→ REQUIRED WORK: In the material below, identify each line bearing the word "deal". Reproduce those lines.

→ RECORD EXCERPTS:
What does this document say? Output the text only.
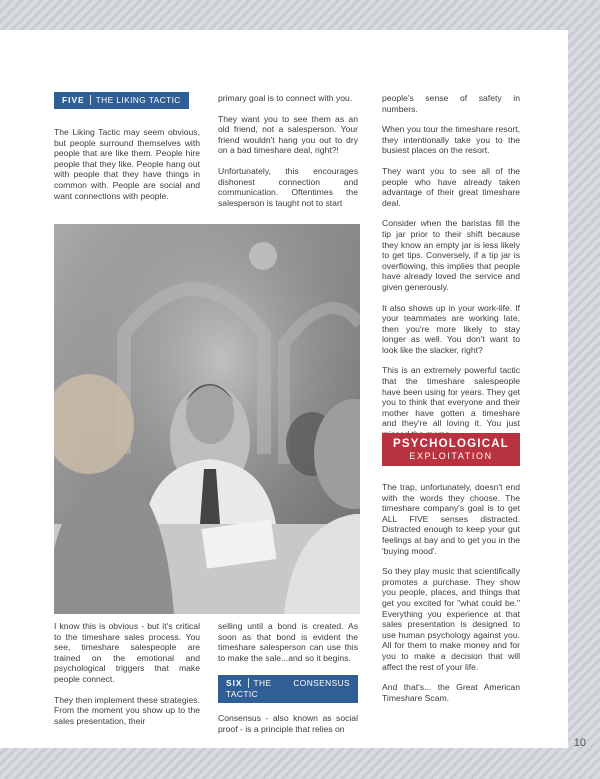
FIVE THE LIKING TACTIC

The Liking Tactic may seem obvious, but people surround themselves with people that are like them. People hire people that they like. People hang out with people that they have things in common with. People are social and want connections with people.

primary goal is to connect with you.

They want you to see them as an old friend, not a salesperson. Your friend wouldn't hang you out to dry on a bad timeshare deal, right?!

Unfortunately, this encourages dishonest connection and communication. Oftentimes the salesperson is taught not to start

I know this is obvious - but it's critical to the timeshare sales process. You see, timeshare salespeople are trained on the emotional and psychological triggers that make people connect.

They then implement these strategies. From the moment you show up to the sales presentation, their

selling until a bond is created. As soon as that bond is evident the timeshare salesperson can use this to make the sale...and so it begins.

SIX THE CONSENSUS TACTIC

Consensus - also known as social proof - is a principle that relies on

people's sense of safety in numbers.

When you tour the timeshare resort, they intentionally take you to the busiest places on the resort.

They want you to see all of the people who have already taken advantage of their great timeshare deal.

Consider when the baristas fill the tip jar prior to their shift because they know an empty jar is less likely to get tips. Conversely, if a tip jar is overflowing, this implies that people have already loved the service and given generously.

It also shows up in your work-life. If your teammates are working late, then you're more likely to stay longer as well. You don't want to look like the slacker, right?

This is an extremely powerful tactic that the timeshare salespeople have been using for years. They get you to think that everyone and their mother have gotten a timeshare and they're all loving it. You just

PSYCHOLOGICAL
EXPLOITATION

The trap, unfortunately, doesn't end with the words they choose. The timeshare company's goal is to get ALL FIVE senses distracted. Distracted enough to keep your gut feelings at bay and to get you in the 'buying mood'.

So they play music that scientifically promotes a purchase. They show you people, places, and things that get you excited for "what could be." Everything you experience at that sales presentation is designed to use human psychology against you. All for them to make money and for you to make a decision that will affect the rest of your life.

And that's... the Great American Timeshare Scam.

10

→ RESPONSE:
They want you to see them as an old friend, not a salesperson. Your friend wouldn't hang you out to dry on a bad timeshare deal, right?!
They want you to see all of the people who have already taken advantage of their great timeshare deal.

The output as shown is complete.